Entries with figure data
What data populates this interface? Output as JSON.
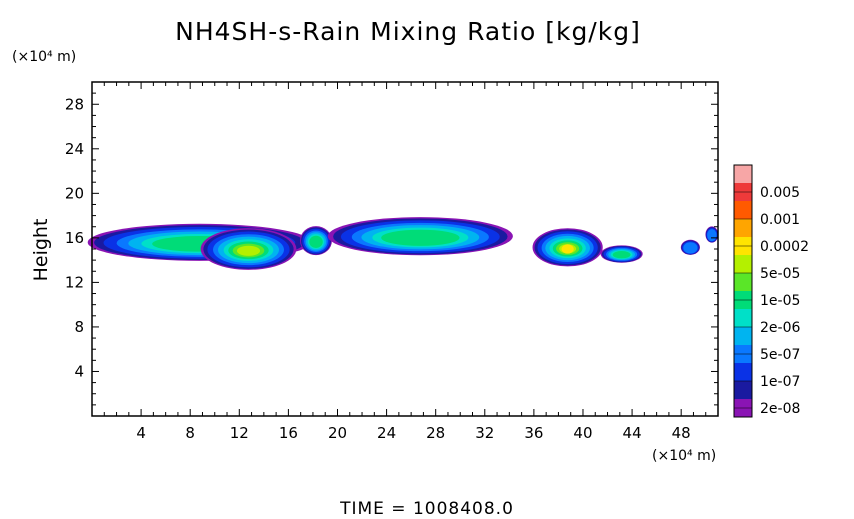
{
  "chart_data": {
    "type": "heatmap",
    "title": "NH4SH-s-Rain Mixing Ratio [kg/kg]",
    "ylabel": "Height",
    "xunit": "(×10⁴ m)",
    "yunit": "(×10⁴ m)",
    "xlim": [
      0,
      51
    ],
    "ylim": [
      0,
      30
    ],
    "xticks": [
      4,
      8,
      12,
      16,
      20,
      24,
      28,
      32,
      36,
      40,
      44,
      48
    ],
    "yticks": [
      4,
      8,
      12,
      16,
      20,
      24,
      28
    ],
    "grid": false,
    "legend": "right",
    "colorbar": {
      "labels": [
        "0.005",
        "0.001",
        "0.0002",
        "5e-05",
        "1e-05",
        "2e-06",
        "5e-07",
        "1e-07",
        "2e-08"
      ],
      "colors": [
        "#f7a6a6",
        "#ee3a3a",
        "#ff5a00",
        "#ffa500",
        "#ffe400",
        "#b4f000",
        "#5ae628",
        "#00dc78",
        "#00e0c8",
        "#00b4f0",
        "#0a78ff",
        "#0a32e6",
        "#1a1aa0",
        "#8a14b4"
      ]
    },
    "clouds": [
      {
        "x": [
          0,
          17.5
        ],
        "y": [
          14.0,
          17.2
        ],
        "peak": 0.62
      },
      {
        "x": [
          9.0,
          16.5
        ],
        "y": [
          13.2,
          16.8
        ],
        "peak": 0.78
      },
      {
        "x": [
          17.0,
          19.5
        ],
        "y": [
          14.5,
          17.0
        ],
        "peak": 0.55
      },
      {
        "x": [
          19.5,
          34.0
        ],
        "y": [
          14.5,
          17.8
        ],
        "peak": 0.58
      },
      {
        "x": [
          36.0,
          41.5
        ],
        "y": [
          13.5,
          16.8
        ],
        "peak": 0.85
      },
      {
        "x": [
          41.5,
          44.8
        ],
        "y": [
          13.8,
          15.3
        ],
        "peak": 0.6
      },
      {
        "x": [
          48.0,
          49.5
        ],
        "y": [
          14.5,
          15.8
        ],
        "peak": 0.32
      },
      {
        "x": [
          50.0,
          51.0
        ],
        "y": [
          15.6,
          17.0
        ],
        "peak": 0.3
      }
    ]
  },
  "footer": {
    "time_label": "TIME = 1008408.0"
  }
}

• Task objective: Each line with the string "peak" in it needs to be found and copied.

• Solution below:
        "peak": 0.62
        "peak": 0.78
        "peak": 0.55
        "peak": 0.58
        "peak": 0.85
        "peak": 0.6
        "peak": 0.32
        "peak": 0.3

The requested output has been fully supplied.